**REQUIRED TASK**
Give the count of lines that include the string "water". Add nothing to it.

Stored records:
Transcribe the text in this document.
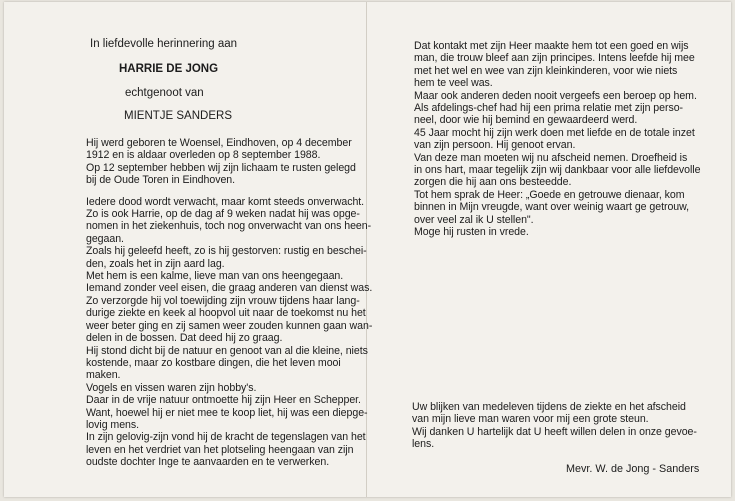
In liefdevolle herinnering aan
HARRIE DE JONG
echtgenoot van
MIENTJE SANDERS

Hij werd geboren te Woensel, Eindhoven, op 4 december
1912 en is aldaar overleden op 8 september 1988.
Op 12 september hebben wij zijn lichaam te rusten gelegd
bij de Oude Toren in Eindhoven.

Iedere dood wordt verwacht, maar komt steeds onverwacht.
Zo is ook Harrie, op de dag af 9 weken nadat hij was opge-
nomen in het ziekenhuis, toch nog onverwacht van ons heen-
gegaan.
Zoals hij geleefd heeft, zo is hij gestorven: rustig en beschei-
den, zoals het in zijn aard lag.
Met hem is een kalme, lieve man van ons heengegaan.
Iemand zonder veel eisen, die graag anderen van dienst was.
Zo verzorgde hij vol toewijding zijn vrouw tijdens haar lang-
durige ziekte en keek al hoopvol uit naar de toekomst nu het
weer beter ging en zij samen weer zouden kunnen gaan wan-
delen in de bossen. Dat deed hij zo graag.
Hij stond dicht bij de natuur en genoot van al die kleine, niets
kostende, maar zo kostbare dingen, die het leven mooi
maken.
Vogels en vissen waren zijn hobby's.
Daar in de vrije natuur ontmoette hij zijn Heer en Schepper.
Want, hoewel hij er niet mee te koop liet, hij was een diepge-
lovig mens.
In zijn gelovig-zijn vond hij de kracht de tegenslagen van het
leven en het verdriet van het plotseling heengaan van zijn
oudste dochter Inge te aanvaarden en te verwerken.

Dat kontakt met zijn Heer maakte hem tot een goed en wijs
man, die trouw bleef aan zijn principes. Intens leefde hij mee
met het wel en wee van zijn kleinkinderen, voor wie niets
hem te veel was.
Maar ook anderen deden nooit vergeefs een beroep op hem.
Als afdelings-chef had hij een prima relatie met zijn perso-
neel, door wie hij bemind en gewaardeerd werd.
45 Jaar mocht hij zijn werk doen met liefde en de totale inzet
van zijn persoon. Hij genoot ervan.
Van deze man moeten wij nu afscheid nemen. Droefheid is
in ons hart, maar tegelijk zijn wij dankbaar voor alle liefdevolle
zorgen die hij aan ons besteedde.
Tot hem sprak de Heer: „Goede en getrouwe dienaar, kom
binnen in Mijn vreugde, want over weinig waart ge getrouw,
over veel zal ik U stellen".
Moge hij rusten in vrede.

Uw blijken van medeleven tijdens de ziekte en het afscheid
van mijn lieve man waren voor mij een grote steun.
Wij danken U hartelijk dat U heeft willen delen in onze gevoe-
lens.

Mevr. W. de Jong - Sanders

---

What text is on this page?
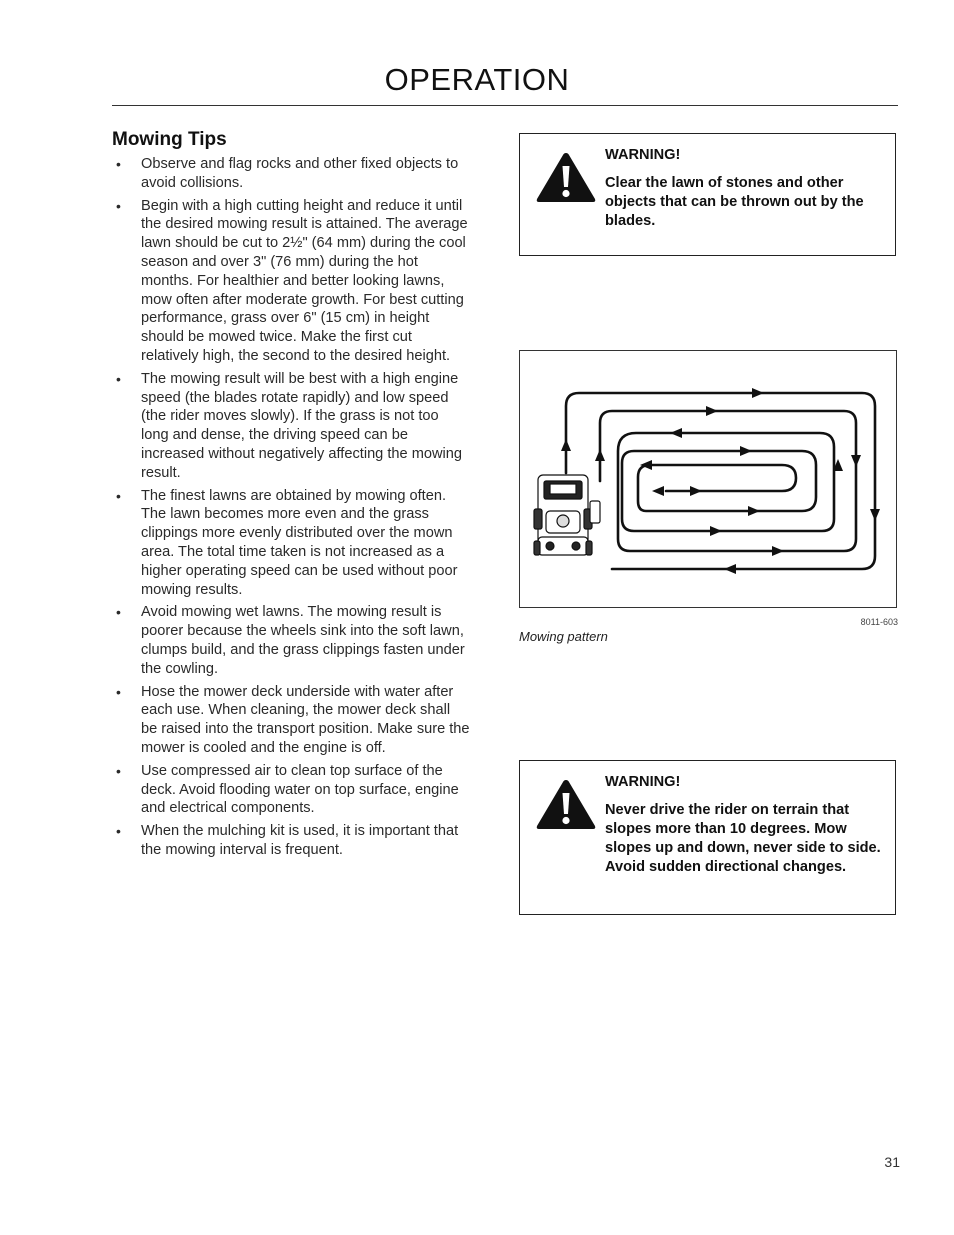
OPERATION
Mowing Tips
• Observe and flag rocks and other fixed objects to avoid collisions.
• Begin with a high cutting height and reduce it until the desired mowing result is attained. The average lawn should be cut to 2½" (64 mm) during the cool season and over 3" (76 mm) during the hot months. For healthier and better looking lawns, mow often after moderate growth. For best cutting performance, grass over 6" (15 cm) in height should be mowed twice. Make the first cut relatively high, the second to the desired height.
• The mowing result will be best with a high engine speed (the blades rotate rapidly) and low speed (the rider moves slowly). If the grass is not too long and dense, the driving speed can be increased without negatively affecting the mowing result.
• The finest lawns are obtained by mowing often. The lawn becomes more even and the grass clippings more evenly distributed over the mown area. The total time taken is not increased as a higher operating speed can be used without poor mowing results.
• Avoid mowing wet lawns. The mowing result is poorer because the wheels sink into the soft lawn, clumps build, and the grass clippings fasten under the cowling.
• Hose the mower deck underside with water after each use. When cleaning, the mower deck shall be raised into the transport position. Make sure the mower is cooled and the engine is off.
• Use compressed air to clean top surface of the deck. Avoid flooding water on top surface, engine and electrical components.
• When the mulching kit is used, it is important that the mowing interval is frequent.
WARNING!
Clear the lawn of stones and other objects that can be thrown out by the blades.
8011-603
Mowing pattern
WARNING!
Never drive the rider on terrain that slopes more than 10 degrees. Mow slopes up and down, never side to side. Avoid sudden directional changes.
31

**SOLUTION TO THE PROBLEM**
2